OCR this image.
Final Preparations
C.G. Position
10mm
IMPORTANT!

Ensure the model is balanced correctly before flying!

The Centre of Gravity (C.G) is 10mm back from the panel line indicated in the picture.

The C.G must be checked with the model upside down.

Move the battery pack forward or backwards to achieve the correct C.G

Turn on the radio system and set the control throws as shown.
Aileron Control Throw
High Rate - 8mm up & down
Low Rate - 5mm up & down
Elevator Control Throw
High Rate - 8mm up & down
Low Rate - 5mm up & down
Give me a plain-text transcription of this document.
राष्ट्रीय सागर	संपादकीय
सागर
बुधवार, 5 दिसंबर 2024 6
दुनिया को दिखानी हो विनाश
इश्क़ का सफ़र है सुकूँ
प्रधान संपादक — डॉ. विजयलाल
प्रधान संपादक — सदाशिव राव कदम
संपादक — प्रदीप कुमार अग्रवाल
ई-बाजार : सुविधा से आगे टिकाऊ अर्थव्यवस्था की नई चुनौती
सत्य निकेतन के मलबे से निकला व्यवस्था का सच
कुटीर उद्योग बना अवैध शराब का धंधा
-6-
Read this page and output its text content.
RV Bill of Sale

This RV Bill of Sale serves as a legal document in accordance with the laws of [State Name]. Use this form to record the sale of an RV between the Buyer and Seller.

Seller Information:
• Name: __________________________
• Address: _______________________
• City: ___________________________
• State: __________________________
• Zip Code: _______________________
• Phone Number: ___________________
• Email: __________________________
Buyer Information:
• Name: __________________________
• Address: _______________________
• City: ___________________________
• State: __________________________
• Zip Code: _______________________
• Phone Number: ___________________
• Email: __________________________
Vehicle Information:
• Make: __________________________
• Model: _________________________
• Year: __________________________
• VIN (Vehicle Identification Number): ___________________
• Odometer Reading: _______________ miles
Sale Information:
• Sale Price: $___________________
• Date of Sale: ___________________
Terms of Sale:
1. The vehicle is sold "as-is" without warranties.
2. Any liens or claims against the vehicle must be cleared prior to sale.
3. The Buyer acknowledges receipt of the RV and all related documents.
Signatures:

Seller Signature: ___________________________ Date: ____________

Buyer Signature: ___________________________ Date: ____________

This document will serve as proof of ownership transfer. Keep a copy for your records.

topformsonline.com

Task brief:
Make an exact copy of all the data.

Written reply:
OCR this image.
Final Preparations
C.G. Position
10mm
IMPORTANT!

Ensure the model is balanced correctly before flying!

The Centre of Gravity (C.G) is 10mm back from the panel line indicated in the picture.

The C.G must be checked with the model upside down.

Move the battery pack forward or backwards to achieve the correct C.G

Turn on the radio system and set the control throws as shown.
Aileron Control Throw
High Rate - 8mm up & down
Low Rate - 5mm up & down
Elevator Control Throw
High Rate - 8mm up & down
Low Rate - 5mm up & down
Give me a plain-text transcription of this document.
राष्ट्रीय सागर	संपादकीय
सागर
बुधवार, 5 दिसंबर 2024 6
दुनिया को दिखानी हो विनाश
इश्क़ का सफ़र है सुकूँ
प्रधान संपादक — डॉ. विजयलाल
प्रधान संपादक — सदाशिव राव कदम
संपादक — प्रदीप कुमार अग्रवाल
ई-बाजार : सुविधा से आगे टिकाऊ अर्थव्यवस्था की नई चुनौती
सत्य निकेतन के मलबे से निकला व्यवस्था का सच
कुटीर उद्योग बना अवैध शराब का धंधा
-6-
Read this page and output its text content.
RV Bill of Sale

This RV Bill of Sale serves as a legal document in accordance with the laws of [State Name]. Use this form to record the sale of an RV between the Buyer and Seller.

Seller Information:
• Name: __________________________
• Address: _______________________
• City: ___________________________
• State: __________________________
• Zip Code: _______________________
• Phone Number: ___________________
• Email: __________________________
Buyer Information:
• Name: __________________________
• Address: _______________________
• City: ___________________________
• State: __________________________
• Zip Code: _______________________
• Phone Number: ___________________
• Email: __________________________
Vehicle Information:
• Make: __________________________
• Model: _________________________
• Year: __________________________
• VIN (Vehicle Identification Number): ___________________
• Odometer Reading: _______________ miles
Sale Information:
• Sale Price: $___________________
• Date of Sale: ___________________
Terms of Sale:
1. The vehicle is sold "as-is" without warranties.
2. Any liens or claims against the vehicle must be cleared prior to sale.
3. The Buyer acknowledges receipt of the RV and all related documents.
Signatures:

Seller Signature: ___________________________ Date: ____________

Buyer Signature: ___________________________ Date: ____________

This document will serve as proof of ownership transfer. Keep a copy for your records.

topformsonline.com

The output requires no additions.